### Task prompt
Without the images, print all the entries below exactly as given.

(Data entries)
+ + + + + + +

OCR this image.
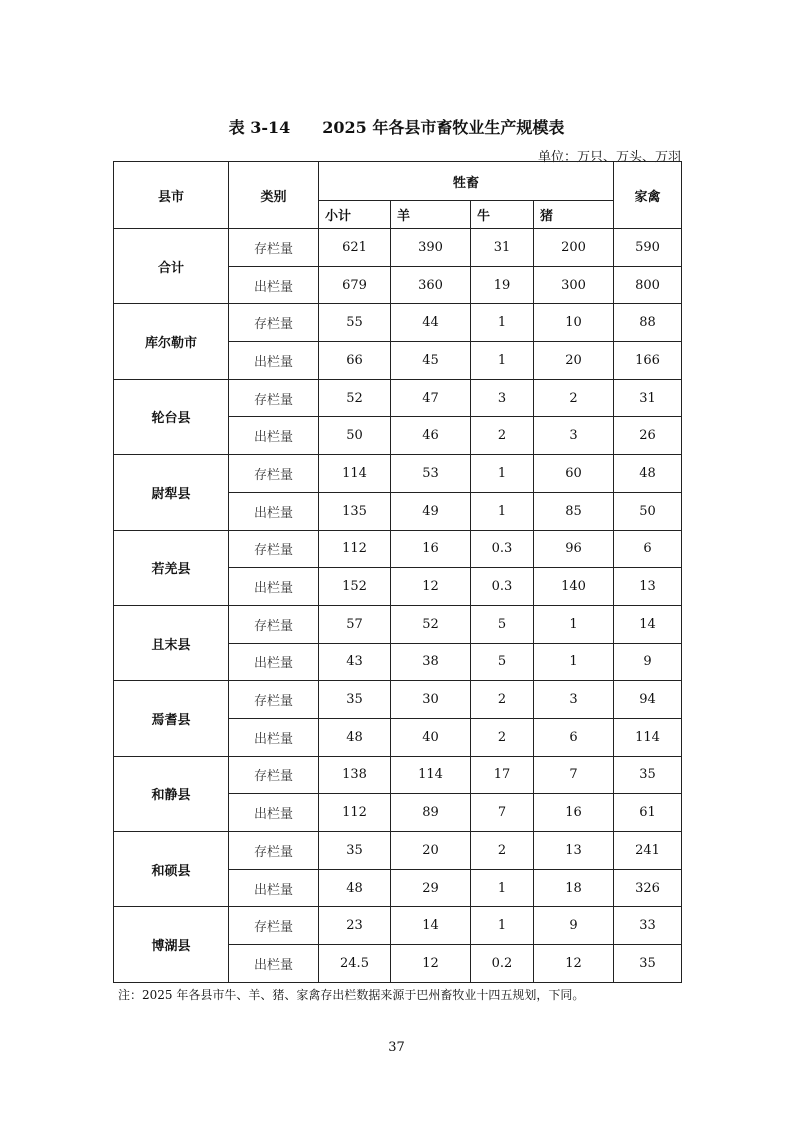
表 3-14　　2025 年各县市畜牧业生产规模表
单位：万只、万头、万羽
县市	类别	牲畜				家禽
		小计	羊	牛	猪	
合计	存栏量	621	390	31	200	590
	出栏量	679	360	19	300	800
库尔勒市	存栏量	55	44	1	10	88
	出栏量	66	45	1	20	166
轮台县	存栏量	52	47	3	2	31
	出栏量	50	46	2	3	26
尉犁县	存栏量	114	53	1	60	48
	出栏量	135	49	1	85	50
若羌县	存栏量	112	16	0.3	96	6
	出栏量	152	12	0.3	140	13
且末县	存栏量	57	52	5	1	14
	出栏量	43	38	5	1	9
焉耆县	存栏量	35	30	2	3	94
	出栏量	48	40	2	6	114
和静县	存栏量	138	114	17	7	35
	出栏量	112	89	7	16	61
和硕县	存栏量	35	20	2	13	241
	出栏量	48	29	1	18	326
博湖县	存栏量	23	14	1	9	33
	出栏量	24.5	12	0.2	12	35
注：2025 年各县市牛、羊、猪、家禽存出栏数据来源于巴州畜牧业十四五规划，下同。
37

+ + + + + + +

### Reply
OCR this image.
表 3-14　　2025 年各县市畜牧业生产规模表
单位：万只、万头、万羽
县市	类别	牲畜				家禽
		小计	羊	牛	猪	
合计	存栏量	621	390	31	200	590
	出栏量	679	360	19	300	800
库尔勒市	存栏量	55	44	1	10	88
	出栏量	66	45	1	20	166
轮台县	存栏量	52	47	3	2	31
	出栏量	50	46	2	3	26
尉犁县	存栏量	114	53	1	60	48
	出栏量	135	49	1	85	50
若羌县	存栏量	112	16	0.3	96	6
	出栏量	152	12	0.3	140	13
且末县	存栏量	57	52	5	1	14
	出栏量	43	38	5	1	9
焉耆县	存栏量	35	30	2	3	94
	出栏量	48	40	2	6	114
和静县	存栏量	138	114	17	7	35
	出栏量	112	89	7	16	61
和硕县	存栏量	35	20	2	13	241
	出栏量	48	29	1	18	326
博湖县	存栏量	23	14	1	9	33
	出栏量	24.5	12	0.2	12	35
注：2025 年各县市牛、羊、猪、家禽存出栏数据来源于巴州畜牧业十四五规划，下同。
37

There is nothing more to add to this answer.